- Set problem: Reproduce every line of the material below, but drop the pictures.

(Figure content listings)
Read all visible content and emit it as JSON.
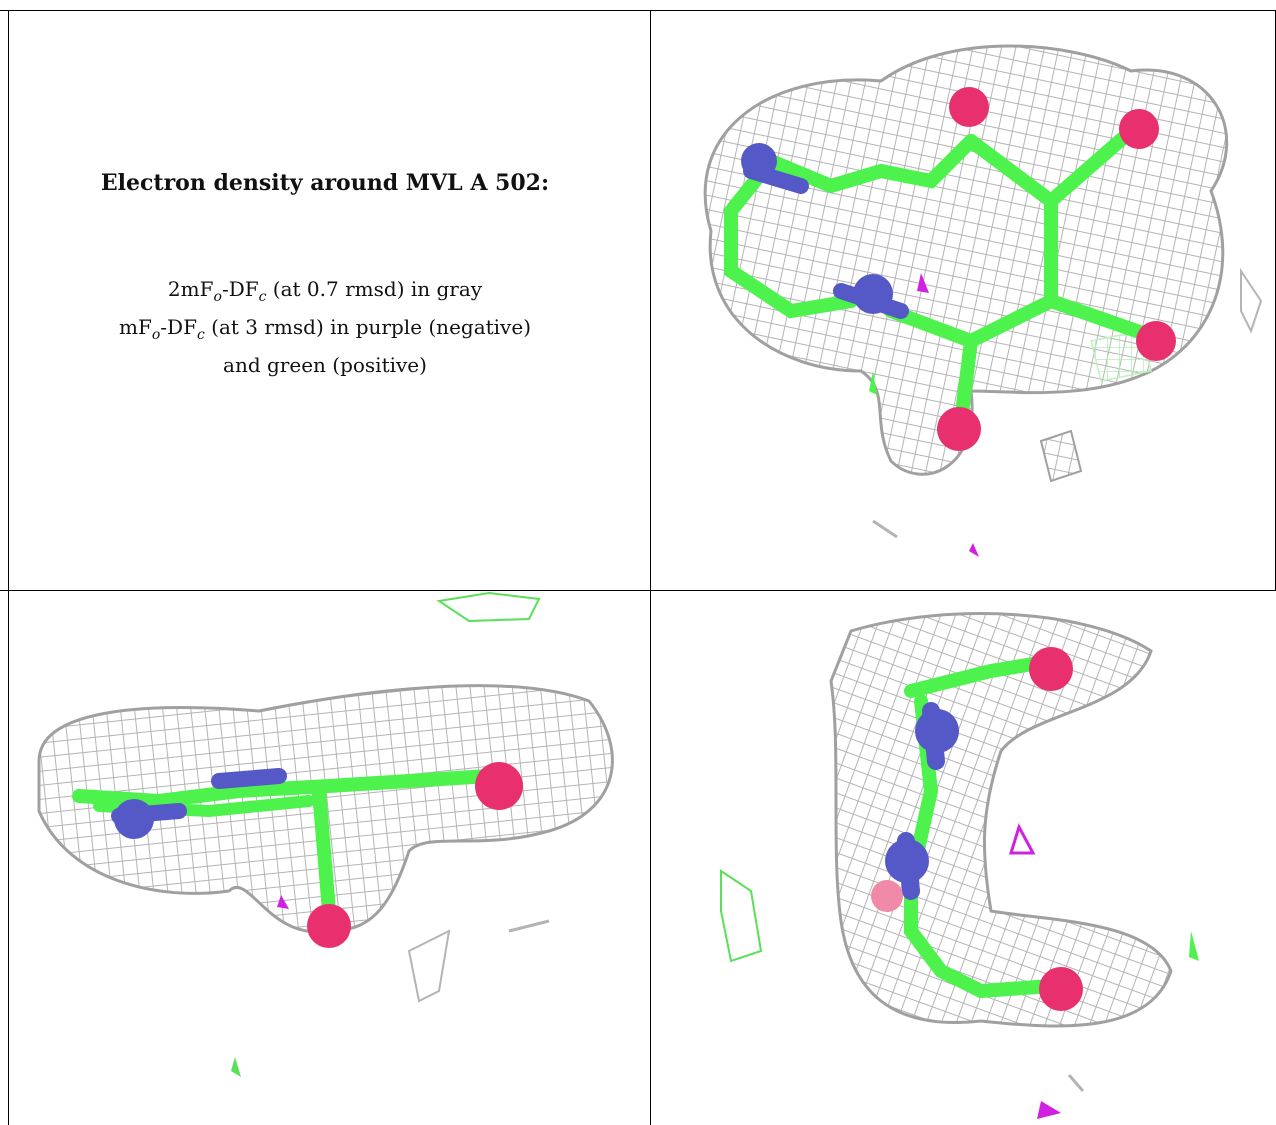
{
  "caption": {
    "title": "Electron density around MVL A 502:",
    "line1_prefix": "2mF",
    "line1_sub_o": "o",
    "line1_mid": "-DF",
    "line1_sub_c": "c",
    "line1_suffix": " (at 0.7 rmsd) in gray",
    "line2_prefix": "mF",
    "line2_sub_o": "o",
    "line2_mid": "-DF",
    "line2_sub_c": "c",
    "line2_suffix": " (at 3 rmsd) in purple (negative)",
    "line3": "and green (positive)"
  },
  "colors": {
    "mesh_gray": "#b4b4b4",
    "carbon_green": "#4df24d",
    "nitrogen_blue": "#5559c8",
    "oxygen_red": "#e8306f",
    "negative_purple": "#d020e0",
    "positive_green": "#59e059"
  }
}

- Problem solution:
Read all visible content and emit it as JSON.
{
  "caption": {
    "title": "Electron density around MVL A 502:",
    "line1_prefix": "2mF",
    "line1_sub_o": "o",
    "line1_mid": "-DF",
    "line1_sub_c": "c",
    "line1_suffix": " (at 0.7 rmsd) in gray",
    "line2_prefix": "mF",
    "line2_sub_o": "o",
    "line2_mid": "-DF",
    "line2_sub_c": "c",
    "line2_suffix": " (at 3 rmsd) in purple (negative)",
    "line3": "and green (positive)"
  },
  "colors": {
    "mesh_gray": "#b4b4b4",
    "carbon_green": "#4df24d",
    "nitrogen_blue": "#5559c8",
    "oxygen_red": "#e8306f",
    "negative_purple": "#d020e0",
    "positive_green": "#59e059"
  }
}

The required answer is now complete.